▶ _Task prompt_:
Leaving out all images, write out the records that follow exactly.

▶ _Data records_:

▽

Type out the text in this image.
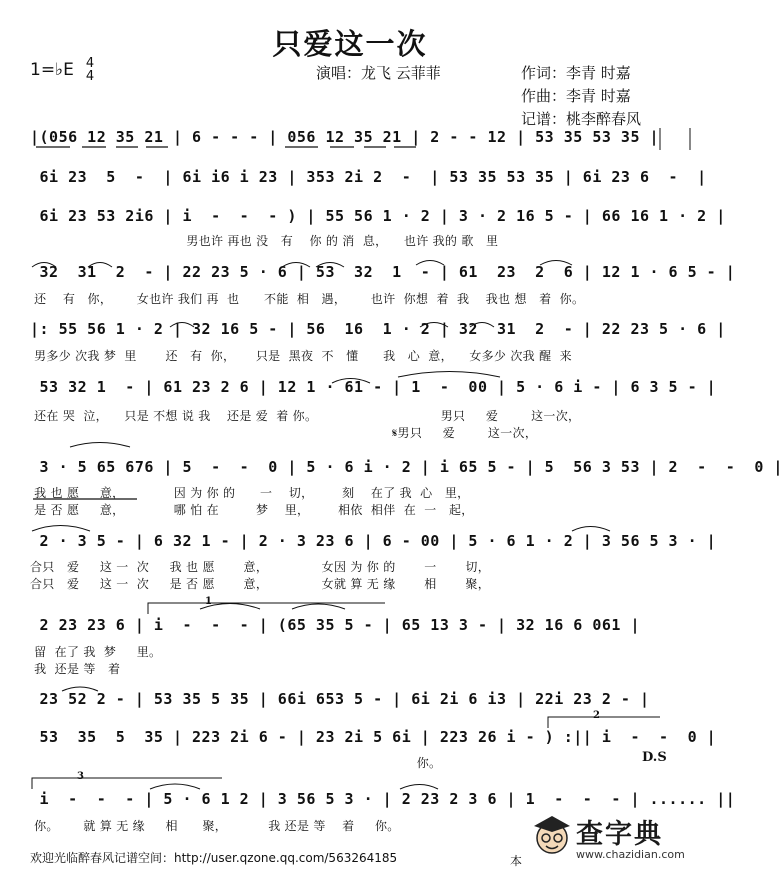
只爱这一次
1=♭E 4
4	演唱：龙飞 云菲菲	作词：李青 时嘉
作曲：李青 时嘉
记谱：桃李醉春风
|(056 12 35 21 | 6 - - - | 056 12 35 21 | 2 - - 12 | 53 35 53 35 |
6i 23  5  -  | 6i i6 i 23 | 353 2i 2  -  | 53 35 53 35 | 6i 23 6  -  |
6i 23 53 2i6 | i  -  -  - ) | 55 56 1 · 2 | 3 · 2 16 5 - | 66 16 1 · 2 |
男也许 再也 没   有    你 的 消  息，    也许 我的 歌   里
32  31  2  - | 22 23 5 · 6 | 53  32  1  - | 61  23  2  6 | 12 1 · 6 5 - |
还    有   你，      女也许 我们 再  也      不能  相   遇，      也许  你想  着  我    我也 想   着  你。
|: 55 56 1 · 2 | 32 16 5 - | 56  16  1 · 2 | 32  31  2  - | 22 23 5 · 6 |
男多少 次我 梦  里       还   有  你，     只是  黑夜  不   懂      我   心  意，    女多少 次我 醒  来
53 32 1  - | 61 23 2 6 | 12 1 · 61 - | 1  -  00 | 5 · 6 i - | 6 3 5 - |
还在 哭  泣，    只是 不想 说 我    还是 爱  着 你。                              男只     爱        这一次，
𝄋男只     爱        这一次，
3 · 5 65 676 | 5  -  -  0 | 5 · 6 i · 2 | i 65 5 - | 5  56 3 53 | 2  -  -  0 |
我 也 愿     意，            因 为 你 的      一    切，       刻    在了 我  心   里，
是 否 愿     意，            哪 怕 在         梦    里，       相依  相伴  在  一   起，
2 · 3 5 - | 6 32 1 - | 2 · 3 23 6 | 6 - 00 | 5 · 6 1 · 2 | 3 56 5 3 · |
合只   爱     这 一  次     我 也 愿       意，             女因 为 你 的       一       切，
合只   爱     这 一  次     是 否 愿       意，             女就 算 无 缘       相       聚，
2 23 23 6 | i  -  -  - | (65 35 5 - | 65 13 3 - | 32 16 6 061 |
留  在了 我  梦     里。
我  还是 等   着
23 52 2 - | 53 35 5 35 | 66i 653 5 - | 6i 2i 6 i3 | 22i 23 2 - |
53  35  5  35 | 223 2i 6 - | 23 2i 5 6i | 223 26 i - ) :|| i  -  -  0 |
你。
i  -  -  - | 5 · 6 1 2 | 3 56 5 3 · | 2 23 2 3 6 | 1  -  -  - | ...... ||
你。      就 算 无 缘     相      聚，          我 还是 等    着     你。
1
2
3
D.S
欢迎光临醉春风记谱空间：http://user.qzone.qq.com/563264185	本
查字典
www.chazidian.com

△

▶ _Answer to this exercise_:
Type out the text in this image.
只爱这一次
1=♭E 4
4	演唱：龙飞 云菲菲	作词：李青 时嘉
作曲：李青 时嘉
记谱：桃李醉春风
|(056 12 35 21 | 6 - - - | 056 12 35 21 | 2 - - 12 | 53 35 53 35 |
6i 23  5  -  | 6i i6 i 23 | 353 2i 2  -  | 53 35 53 35 | 6i 23 6  -  |
6i 23 53 2i6 | i  -  -  - ) | 55 56 1 · 2 | 3 · 2 16 5 - | 66 16 1 · 2 |
男也许 再也 没   有    你 的 消  息，    也许 我的 歌   里
32  31  2  - | 22 23 5 · 6 | 53  32  1  - | 61  23  2  6 | 12 1 · 6 5 - |
还    有   你，      女也许 我们 再  也      不能  相   遇，      也许  你想  着  我    我也 想   着  你。
|: 55 56 1 · 2 | 32 16 5 - | 56  16  1 · 2 | 32  31  2  - | 22 23 5 · 6 |
男多少 次我 梦  里       还   有  你，     只是  黑夜  不   懂      我   心  意，    女多少 次我 醒  来
53 32 1  - | 61 23 2 6 | 12 1 · 61 - | 1  -  00 | 5 · 6 i - | 6 3 5 - |
还在 哭  泣，    只是 不想 说 我    还是 爱  着 你。                              男只     爱        这一次，
𝄋男只     爱        这一次，
3 · 5 65 676 | 5  -  -  0 | 5 · 6 i · 2 | i 65 5 - | 5  56 3 53 | 2  -  -  0 |
我 也 愿     意，            因 为 你 的      一    切，       刻    在了 我  心   里，
是 否 愿     意，            哪 怕 在         梦    里，       相依  相伴  在  一   起，
2 · 3 5 - | 6 32 1 - | 2 · 3 23 6 | 6 - 00 | 5 · 6 1 · 2 | 3 56 5 3 · |
合只   爱     这 一  次     我 也 愿       意，             女因 为 你 的       一       切，
合只   爱     这 一  次     是 否 愿       意，             女就 算 无 缘       相       聚，
2 23 23 6 | i  -  -  - | (65 35 5 - | 65 13 3 - | 32 16 6 061 |
留  在了 我  梦     里。
我  还是 等   着
23 52 2 - | 53 35 5 35 | 66i 653 5 - | 6i 2i 6 i3 | 22i 23 2 - |
53  35  5  35 | 223 2i 6 - | 23 2i 5 6i | 223 26 i - ) :|| i  -  -  0 |
你。
i  -  -  - | 5 · 6 1 2 | 3 56 5 3 · | 2 23 2 3 6 | 1  -  -  - | ...... ||
你。      就 算 无 缘     相      聚，          我 还是 等    着     你。
1
2
3
D.S
欢迎光临醉春风记谱空间：http://user.qzone.qq.com/563264185	本
查字典
www.chazidian.com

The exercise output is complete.